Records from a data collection
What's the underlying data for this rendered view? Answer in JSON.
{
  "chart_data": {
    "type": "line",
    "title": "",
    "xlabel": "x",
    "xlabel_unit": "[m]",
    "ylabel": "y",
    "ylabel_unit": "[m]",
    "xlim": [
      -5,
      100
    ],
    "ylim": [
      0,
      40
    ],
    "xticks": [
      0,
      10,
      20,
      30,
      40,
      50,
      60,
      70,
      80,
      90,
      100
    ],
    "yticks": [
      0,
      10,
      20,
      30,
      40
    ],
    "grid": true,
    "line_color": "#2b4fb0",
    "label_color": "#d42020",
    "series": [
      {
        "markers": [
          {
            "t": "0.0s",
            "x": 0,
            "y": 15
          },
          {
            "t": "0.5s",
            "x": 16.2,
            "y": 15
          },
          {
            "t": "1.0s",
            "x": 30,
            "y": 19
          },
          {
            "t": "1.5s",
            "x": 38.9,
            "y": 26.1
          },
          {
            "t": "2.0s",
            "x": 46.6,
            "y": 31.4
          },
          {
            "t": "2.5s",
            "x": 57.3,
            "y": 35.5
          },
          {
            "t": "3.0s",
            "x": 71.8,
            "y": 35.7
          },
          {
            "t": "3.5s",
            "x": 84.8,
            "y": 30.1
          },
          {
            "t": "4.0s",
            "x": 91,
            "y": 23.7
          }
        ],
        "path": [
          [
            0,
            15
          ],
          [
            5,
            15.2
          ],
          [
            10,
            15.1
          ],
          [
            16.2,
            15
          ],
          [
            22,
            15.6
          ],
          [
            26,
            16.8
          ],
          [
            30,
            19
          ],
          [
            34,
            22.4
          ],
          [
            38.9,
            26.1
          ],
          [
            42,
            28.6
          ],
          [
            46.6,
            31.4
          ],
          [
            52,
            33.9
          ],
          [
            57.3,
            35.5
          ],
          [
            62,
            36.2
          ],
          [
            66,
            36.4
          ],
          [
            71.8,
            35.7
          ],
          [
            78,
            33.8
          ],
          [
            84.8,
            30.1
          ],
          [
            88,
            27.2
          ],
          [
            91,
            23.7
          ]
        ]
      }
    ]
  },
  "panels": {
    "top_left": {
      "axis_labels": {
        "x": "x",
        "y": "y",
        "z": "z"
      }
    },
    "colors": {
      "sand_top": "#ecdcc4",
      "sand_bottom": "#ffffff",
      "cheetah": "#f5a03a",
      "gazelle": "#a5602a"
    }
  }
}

#### [Instruction]
Write out all of the records above exactly as they appear.

#### [Result of this exercise]
What's the underlying data for this rendered view? Answer in JSON.
{
  "chart_data": {
    "type": "line",
    "title": "",
    "xlabel": "x",
    "xlabel_unit": "[m]",
    "ylabel": "y",
    "ylabel_unit": "[m]",
    "xlim": [
      -5,
      100
    ],
    "ylim": [
      0,
      40
    ],
    "xticks": [
      0,
      10,
      20,
      30,
      40,
      50,
      60,
      70,
      80,
      90,
      100
    ],
    "yticks": [
      0,
      10,
      20,
      30,
      40
    ],
    "grid": true,
    "line_color": "#2b4fb0",
    "label_color": "#d42020",
    "series": [
      {
        "markers": [
          {
            "t": "0.0s",
            "x": 0,
            "y": 15
          },
          {
            "t": "0.5s",
            "x": 16.2,
            "y": 15
          },
          {
            "t": "1.0s",
            "x": 30,
            "y": 19
          },
          {
            "t": "1.5s",
            "x": 38.9,
            "y": 26.1
          },
          {
            "t": "2.0s",
            "x": 46.6,
            "y": 31.4
          },
          {
            "t": "2.5s",
            "x": 57.3,
            "y": 35.5
          },
          {
            "t": "3.0s",
            "x": 71.8,
            "y": 35.7
          },
          {
            "t": "3.5s",
            "x": 84.8,
            "y": 30.1
          },
          {
            "t": "4.0s",
            "x": 91,
            "y": 23.7
          }
        ],
        "path": [
          [
            0,
            15
          ],
          [
            5,
            15.2
          ],
          [
            10,
            15.1
          ],
          [
            16.2,
            15
          ],
          [
            22,
            15.6
          ],
          [
            26,
            16.8
          ],
          [
            30,
            19
          ],
          [
            34,
            22.4
          ],
          [
            38.9,
            26.1
          ],
          [
            42,
            28.6
          ],
          [
            46.6,
            31.4
          ],
          [
            52,
            33.9
          ],
          [
            57.3,
            35.5
          ],
          [
            62,
            36.2
          ],
          [
            66,
            36.4
          ],
          [
            71.8,
            35.7
          ],
          [
            78,
            33.8
          ],
          [
            84.8,
            30.1
          ],
          [
            88,
            27.2
          ],
          [
            91,
            23.7
          ]
        ]
      }
    ]
  },
  "panels": {
    "top_left": {
      "axis_labels": {
        "x": "x",
        "y": "y",
        "z": "z"
      }
    },
    "colors": {
      "sand_top": "#ecdcc4",
      "sand_bottom": "#ffffff",
      "cheetah": "#f5a03a",
      "gazelle": "#a5602a"
    }
  }
}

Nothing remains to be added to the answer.